-- begin Entries provided --

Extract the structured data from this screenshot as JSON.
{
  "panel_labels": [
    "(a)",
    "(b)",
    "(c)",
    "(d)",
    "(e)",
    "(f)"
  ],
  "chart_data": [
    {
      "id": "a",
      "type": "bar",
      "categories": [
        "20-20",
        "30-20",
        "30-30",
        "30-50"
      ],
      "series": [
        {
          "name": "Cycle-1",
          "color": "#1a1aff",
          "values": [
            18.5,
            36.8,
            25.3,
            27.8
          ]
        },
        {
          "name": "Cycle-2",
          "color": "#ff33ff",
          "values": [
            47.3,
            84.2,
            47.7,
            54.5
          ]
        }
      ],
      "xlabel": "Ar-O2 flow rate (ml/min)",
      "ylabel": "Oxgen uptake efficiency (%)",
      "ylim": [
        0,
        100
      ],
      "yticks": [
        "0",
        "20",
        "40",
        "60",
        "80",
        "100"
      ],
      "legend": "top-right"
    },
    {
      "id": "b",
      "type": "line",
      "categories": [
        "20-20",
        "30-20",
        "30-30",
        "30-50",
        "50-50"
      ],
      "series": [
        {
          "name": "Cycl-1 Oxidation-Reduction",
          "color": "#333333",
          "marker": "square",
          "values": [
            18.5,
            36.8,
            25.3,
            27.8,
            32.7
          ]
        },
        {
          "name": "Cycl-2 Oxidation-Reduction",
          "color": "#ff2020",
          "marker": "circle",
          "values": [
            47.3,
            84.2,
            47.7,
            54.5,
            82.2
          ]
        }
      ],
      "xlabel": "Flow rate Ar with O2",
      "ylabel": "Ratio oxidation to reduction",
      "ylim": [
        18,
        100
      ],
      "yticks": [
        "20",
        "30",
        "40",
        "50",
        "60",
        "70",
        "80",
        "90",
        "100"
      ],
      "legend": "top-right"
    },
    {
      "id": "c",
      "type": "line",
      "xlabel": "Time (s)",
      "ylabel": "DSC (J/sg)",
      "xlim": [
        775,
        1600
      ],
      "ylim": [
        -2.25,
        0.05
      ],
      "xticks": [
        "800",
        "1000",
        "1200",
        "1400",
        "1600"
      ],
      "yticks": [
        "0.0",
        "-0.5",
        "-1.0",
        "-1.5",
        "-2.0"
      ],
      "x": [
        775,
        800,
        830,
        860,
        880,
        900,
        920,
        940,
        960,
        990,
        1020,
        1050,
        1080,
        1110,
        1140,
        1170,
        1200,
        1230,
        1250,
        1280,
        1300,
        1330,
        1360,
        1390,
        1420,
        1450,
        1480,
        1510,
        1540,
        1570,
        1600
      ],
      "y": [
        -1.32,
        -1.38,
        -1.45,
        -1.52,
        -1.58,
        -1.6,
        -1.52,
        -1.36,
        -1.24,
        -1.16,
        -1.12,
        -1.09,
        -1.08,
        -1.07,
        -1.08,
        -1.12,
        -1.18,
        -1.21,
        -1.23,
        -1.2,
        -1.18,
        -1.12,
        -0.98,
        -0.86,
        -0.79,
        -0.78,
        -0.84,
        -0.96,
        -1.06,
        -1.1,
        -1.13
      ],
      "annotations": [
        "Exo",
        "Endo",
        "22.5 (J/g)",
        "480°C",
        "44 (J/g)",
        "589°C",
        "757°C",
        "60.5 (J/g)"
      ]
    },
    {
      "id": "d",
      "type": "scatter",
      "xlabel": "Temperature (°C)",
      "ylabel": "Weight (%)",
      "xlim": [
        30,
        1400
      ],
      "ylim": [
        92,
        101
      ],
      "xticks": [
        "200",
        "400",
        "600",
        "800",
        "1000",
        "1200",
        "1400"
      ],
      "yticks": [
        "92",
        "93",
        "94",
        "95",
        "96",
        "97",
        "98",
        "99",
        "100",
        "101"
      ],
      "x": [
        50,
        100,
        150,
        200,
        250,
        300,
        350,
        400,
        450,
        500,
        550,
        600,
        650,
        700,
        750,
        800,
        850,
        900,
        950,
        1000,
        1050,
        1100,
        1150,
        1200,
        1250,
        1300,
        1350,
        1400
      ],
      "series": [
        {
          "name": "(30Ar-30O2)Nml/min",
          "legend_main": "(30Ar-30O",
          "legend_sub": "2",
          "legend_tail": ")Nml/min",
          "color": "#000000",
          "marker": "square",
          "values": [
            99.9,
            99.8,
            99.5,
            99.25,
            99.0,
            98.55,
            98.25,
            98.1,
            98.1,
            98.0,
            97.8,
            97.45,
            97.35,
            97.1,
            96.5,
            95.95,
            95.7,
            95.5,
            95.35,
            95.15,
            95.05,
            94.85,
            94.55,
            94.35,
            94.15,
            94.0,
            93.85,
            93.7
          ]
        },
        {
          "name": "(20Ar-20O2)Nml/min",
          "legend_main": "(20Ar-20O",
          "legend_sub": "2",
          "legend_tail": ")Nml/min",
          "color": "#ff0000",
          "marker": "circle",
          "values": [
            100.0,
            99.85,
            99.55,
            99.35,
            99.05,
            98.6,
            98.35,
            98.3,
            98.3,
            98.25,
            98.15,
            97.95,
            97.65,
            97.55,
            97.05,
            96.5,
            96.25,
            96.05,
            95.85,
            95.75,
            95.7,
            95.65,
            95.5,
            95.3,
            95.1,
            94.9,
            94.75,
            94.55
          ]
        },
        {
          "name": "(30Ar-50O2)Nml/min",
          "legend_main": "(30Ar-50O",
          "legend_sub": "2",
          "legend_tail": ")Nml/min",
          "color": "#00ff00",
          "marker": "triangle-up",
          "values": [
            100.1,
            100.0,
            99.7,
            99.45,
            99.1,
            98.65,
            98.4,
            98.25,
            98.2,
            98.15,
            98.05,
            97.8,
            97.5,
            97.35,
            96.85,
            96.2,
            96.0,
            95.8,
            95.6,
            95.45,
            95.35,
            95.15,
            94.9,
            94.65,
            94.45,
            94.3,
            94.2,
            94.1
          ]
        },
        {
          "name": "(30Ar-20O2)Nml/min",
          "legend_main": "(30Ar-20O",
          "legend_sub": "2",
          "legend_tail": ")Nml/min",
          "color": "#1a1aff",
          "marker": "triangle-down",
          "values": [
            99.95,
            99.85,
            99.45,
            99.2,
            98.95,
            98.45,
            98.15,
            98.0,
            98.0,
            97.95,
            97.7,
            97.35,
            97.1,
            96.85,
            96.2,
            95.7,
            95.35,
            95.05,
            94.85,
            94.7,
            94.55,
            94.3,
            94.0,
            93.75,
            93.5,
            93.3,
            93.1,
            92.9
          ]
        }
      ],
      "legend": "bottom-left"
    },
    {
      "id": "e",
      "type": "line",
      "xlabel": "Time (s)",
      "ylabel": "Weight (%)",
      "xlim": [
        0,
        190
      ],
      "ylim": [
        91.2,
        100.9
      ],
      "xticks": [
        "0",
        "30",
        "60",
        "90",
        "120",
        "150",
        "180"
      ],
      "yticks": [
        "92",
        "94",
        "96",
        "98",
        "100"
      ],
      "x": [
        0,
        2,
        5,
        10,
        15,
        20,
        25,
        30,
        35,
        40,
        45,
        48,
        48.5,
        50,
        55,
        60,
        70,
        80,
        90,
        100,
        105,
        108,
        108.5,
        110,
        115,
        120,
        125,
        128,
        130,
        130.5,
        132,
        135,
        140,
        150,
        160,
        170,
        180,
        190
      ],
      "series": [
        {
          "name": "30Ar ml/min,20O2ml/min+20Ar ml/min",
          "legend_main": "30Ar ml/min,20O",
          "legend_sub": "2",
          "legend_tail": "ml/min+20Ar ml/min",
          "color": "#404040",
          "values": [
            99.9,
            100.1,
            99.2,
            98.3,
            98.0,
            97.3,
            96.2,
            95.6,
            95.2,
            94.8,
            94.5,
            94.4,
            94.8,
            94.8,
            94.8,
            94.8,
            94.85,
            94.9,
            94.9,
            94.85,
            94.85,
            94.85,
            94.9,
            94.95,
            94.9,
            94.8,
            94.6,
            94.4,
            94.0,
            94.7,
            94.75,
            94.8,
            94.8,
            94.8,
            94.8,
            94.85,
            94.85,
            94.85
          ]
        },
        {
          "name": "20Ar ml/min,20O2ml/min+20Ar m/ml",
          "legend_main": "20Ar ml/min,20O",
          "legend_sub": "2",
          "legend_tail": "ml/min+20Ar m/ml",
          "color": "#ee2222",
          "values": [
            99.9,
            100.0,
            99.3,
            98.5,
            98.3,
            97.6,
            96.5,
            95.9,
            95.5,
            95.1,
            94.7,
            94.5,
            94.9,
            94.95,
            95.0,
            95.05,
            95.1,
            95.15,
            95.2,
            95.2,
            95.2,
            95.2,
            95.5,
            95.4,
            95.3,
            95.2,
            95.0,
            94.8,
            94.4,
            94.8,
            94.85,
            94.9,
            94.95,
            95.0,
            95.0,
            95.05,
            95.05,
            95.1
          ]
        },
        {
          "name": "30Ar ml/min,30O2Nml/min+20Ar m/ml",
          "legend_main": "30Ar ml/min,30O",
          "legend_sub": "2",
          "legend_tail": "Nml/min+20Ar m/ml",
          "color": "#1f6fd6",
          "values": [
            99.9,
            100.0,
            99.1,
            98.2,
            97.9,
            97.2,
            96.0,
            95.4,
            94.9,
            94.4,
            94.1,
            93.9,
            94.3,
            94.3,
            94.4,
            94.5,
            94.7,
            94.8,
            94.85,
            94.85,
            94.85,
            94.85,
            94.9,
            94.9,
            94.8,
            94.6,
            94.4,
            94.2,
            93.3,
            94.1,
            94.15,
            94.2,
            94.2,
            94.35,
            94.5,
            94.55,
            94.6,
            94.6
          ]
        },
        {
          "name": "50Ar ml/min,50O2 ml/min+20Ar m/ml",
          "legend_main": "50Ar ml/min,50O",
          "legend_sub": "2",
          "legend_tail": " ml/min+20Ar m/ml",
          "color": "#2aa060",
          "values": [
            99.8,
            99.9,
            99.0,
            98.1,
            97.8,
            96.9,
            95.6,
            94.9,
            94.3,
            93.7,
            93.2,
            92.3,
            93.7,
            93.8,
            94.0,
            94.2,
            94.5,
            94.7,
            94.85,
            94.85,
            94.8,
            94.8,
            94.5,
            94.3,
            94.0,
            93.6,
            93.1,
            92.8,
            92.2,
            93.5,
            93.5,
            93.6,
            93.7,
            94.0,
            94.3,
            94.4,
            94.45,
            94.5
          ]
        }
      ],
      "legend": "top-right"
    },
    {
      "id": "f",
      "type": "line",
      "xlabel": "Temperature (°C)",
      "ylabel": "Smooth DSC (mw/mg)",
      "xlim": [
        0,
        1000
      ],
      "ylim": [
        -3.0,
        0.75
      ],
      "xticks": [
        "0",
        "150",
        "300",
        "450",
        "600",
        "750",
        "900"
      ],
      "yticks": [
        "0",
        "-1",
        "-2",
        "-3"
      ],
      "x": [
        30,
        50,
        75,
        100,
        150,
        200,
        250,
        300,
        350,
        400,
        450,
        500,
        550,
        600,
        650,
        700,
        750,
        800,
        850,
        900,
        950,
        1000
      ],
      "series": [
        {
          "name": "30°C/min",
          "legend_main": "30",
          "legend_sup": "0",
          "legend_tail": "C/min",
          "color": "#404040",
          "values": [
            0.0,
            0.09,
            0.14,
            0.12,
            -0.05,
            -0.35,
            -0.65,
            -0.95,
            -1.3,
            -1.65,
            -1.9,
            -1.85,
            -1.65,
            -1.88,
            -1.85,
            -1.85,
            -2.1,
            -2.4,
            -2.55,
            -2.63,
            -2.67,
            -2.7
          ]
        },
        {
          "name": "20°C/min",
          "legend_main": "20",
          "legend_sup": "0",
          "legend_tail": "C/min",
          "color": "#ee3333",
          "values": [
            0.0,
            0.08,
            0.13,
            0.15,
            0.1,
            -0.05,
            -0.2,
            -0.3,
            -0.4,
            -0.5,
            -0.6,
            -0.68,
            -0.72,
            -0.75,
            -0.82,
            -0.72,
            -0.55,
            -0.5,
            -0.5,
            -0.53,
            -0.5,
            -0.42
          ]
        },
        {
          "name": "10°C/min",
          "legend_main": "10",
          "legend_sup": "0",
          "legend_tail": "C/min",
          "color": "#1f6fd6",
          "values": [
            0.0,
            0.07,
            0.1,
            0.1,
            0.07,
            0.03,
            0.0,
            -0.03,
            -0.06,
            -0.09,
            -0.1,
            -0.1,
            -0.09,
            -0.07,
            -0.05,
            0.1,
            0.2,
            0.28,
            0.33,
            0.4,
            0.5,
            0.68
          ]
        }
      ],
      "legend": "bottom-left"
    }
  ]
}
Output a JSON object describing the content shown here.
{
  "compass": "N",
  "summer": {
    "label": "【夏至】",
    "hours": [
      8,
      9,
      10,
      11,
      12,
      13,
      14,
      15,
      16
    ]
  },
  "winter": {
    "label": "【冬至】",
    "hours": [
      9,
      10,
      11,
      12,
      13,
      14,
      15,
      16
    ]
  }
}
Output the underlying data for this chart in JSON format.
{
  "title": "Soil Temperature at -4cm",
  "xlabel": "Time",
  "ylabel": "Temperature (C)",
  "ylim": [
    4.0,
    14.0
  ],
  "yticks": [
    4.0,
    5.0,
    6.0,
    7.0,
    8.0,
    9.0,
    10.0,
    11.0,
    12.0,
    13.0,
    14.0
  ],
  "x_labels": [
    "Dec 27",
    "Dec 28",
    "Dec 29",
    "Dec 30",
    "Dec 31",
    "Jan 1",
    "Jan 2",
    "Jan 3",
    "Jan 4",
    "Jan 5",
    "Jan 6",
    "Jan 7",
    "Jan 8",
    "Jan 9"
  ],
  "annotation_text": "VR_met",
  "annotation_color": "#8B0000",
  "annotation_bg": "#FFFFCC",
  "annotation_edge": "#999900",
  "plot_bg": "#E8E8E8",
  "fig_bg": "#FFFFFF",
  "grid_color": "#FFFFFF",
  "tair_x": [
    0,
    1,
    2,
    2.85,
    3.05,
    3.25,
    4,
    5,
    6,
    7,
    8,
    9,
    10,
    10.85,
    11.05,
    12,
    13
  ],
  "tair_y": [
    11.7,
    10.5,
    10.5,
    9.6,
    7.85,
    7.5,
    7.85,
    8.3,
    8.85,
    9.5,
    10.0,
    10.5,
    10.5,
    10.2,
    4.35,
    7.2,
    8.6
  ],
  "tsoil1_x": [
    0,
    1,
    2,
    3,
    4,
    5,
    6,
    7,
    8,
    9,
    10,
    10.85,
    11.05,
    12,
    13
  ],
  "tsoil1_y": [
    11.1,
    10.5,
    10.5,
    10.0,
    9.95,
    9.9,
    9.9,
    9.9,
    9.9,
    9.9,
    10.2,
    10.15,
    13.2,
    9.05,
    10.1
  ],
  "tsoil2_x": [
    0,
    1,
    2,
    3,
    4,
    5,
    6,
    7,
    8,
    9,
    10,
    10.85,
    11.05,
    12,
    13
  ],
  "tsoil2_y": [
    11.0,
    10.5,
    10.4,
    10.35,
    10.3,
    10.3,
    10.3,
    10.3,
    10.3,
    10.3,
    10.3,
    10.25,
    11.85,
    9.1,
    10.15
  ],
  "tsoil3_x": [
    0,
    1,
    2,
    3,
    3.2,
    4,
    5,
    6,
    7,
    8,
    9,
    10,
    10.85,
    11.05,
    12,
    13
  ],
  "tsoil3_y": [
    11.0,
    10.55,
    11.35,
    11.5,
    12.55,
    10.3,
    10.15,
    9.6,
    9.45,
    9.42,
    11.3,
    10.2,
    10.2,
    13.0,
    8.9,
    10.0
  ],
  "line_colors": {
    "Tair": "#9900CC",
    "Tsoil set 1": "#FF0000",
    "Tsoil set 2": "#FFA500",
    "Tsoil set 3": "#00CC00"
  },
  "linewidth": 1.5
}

-- end Entries provided --

* What the task requires: Give the count of lines in the listing above that include "triangle", with no other words.

* Exercise solution: 2